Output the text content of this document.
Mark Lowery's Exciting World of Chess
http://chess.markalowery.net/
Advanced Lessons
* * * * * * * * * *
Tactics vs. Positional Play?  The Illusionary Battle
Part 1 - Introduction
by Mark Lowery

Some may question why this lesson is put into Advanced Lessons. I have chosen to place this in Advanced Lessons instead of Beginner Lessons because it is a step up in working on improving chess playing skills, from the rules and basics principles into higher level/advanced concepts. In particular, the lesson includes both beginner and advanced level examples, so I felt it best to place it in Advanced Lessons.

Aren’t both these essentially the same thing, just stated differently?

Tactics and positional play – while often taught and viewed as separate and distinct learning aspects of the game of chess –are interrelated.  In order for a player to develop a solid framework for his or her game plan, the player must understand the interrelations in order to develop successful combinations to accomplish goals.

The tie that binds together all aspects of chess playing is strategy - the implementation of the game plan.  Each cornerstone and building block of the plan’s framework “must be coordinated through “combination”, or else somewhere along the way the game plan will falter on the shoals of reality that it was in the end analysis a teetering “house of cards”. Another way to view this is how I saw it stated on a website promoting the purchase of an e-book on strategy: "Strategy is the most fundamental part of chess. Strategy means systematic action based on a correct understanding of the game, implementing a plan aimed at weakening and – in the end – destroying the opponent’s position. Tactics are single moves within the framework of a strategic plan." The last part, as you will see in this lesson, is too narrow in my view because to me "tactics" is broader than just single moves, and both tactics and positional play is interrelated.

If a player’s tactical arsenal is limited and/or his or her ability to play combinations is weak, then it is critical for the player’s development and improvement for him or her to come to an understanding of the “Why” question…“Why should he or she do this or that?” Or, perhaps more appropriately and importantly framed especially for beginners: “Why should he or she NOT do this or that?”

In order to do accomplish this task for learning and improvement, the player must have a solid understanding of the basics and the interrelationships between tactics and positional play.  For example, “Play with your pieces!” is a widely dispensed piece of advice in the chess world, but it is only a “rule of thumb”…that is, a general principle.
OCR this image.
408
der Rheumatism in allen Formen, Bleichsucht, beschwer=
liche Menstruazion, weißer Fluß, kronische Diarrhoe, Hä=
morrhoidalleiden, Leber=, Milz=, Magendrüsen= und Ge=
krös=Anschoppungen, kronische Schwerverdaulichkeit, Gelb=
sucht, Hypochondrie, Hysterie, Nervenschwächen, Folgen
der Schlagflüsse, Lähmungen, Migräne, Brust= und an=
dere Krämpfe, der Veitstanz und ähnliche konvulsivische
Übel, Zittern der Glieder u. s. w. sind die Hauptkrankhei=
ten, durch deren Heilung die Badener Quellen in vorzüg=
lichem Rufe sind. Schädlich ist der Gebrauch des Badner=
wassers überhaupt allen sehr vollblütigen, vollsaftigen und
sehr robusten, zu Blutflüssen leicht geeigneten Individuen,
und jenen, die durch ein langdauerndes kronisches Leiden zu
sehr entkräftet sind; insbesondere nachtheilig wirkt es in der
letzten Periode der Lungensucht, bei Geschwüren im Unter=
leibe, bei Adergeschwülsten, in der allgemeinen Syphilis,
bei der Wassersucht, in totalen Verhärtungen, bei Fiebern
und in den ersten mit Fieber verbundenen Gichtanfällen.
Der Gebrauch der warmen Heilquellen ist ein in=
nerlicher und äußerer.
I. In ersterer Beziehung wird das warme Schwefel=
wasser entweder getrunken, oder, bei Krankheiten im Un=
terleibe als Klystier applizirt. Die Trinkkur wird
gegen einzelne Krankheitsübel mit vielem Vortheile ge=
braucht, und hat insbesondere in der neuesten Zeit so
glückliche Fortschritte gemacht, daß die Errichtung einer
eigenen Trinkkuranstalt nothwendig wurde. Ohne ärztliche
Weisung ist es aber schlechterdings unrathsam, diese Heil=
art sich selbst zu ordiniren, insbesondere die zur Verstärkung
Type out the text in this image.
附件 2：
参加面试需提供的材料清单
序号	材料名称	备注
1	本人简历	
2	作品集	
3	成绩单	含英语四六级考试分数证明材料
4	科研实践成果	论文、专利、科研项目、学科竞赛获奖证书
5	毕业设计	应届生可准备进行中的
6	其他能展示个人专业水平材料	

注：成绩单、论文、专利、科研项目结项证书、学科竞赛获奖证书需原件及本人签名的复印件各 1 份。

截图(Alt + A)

◇ ◇ ◇ ◇

→ **Set problem**:
Report only the number of lines that hold the word "Gebrauch".

→ **Result of this exercise**:
2